**Texto del documento:**
La toma de decisiones es un largo camino, en el que influyen un sin fin de elementos que nos pueden ayudar a tomar la mejor decisión con respecto a elegir si vender o no un producto nuevo. Para esto como se puede ver en el caso de los cacahuetes, es necesario analizar el impacto en la capacidad instalada, la distribución de costos, ingresos esperados, y el uso de los recursos escasos, para que teniendo un análisis financiero y contable de todos estos puntos el gerente pueda evaluar si el nuevo producto proyecta a mejorar la estructura financiera de la empresa. Backer y Jacobsen (1988) expresan que un gerente debe diferenciar principalmente los costos que cambian con el volumen y los costos estructurales que deben asignarse con criterio para determinar si un producto aporta valor al negocio o consume recursos sin generar contribución suficiente. Una buena decisión no solo implica cargar al nuevo producto el costo total, sino saber diferenciar los mismos, como el caso de los cacahuetes, en el cual el asesor cargaba el costo total al nuevo producto y lo hacía ver como nada rentable, sin embargo, al ser un espacio ocioso que tenía el gerente, el vender este producto generaba un valor agregado para la situación financiera de su bar.
Referencias:
Backer, M., Jacobsen, L., & Ramírez, D. N. Contabilidad de costos: un enfoque administrativo para la toma de decisiones. 2.ª ed., México D.F.: McGraw‑Hill Interamericana, 1988.

**Tu objetivo:**
Resume en forma de lista el párrafo del texto del documento que empieza con «La toma de decisiones es un largo camino», conservando sus datos principales. Los ítems no tienen ninguna relación con esta tarea.

**Información extraída:**
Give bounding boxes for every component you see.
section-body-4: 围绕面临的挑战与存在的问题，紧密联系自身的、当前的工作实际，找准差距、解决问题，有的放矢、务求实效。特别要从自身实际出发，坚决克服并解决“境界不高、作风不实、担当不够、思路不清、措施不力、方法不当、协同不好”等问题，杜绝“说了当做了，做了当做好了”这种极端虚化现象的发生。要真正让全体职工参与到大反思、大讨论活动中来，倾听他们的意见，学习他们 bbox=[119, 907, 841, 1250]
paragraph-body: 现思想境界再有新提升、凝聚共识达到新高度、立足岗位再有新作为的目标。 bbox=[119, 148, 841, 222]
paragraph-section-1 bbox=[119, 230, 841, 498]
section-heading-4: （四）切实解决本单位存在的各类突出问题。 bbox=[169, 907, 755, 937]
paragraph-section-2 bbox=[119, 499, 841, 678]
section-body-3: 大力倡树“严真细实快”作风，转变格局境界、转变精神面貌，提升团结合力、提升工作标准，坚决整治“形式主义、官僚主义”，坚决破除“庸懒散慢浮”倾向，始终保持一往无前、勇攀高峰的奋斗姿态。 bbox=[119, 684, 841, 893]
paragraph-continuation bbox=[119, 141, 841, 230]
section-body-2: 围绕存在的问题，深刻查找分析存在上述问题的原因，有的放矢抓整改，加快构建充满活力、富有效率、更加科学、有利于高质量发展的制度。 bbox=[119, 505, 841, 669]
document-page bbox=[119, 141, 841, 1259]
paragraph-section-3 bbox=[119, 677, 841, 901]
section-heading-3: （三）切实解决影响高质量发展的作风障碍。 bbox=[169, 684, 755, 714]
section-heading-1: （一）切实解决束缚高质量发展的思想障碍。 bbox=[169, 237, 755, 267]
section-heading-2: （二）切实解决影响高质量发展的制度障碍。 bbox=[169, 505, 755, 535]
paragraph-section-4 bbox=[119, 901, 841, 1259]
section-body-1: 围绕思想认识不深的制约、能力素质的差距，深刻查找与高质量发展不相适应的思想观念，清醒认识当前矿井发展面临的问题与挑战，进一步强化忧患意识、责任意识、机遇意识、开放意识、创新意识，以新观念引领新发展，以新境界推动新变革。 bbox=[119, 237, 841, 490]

**Tu respuesta:**
- Decidir si vender o no un producto nuevo es un proceso largo en el que influyen muchos elementos.
- Como muestra el caso de los cacahuetes, hay que analizar el impacto en la capacidad instalada, la distribución de costos, los ingresos esperados y el uso de los recursos escasos.
- Con ese análisis financiero y contable, el gerente puede evaluar si el nuevo producto mejorará la estructura financiera de la empresa.
- Según Backer y Jacobsen (1988), el gerente debe distinguir entre los costos que cambian con el volumen y los costos estructurales, que deben asignarse con criterio. Así se determina si un producto aporta valor o consume recursos sin contribución suficiente.
- Decidir bien no consiste en cargar el costo total al nuevo producto, sino en diferenciar los costos.
- En el caso de los cacahuetes, el asesor cargaba el costo total y el producto parecía nada rentable. Pero, como el gerente tenía un espacio ocioso, venderlo generaba valor agregado para la situación financiera del bar.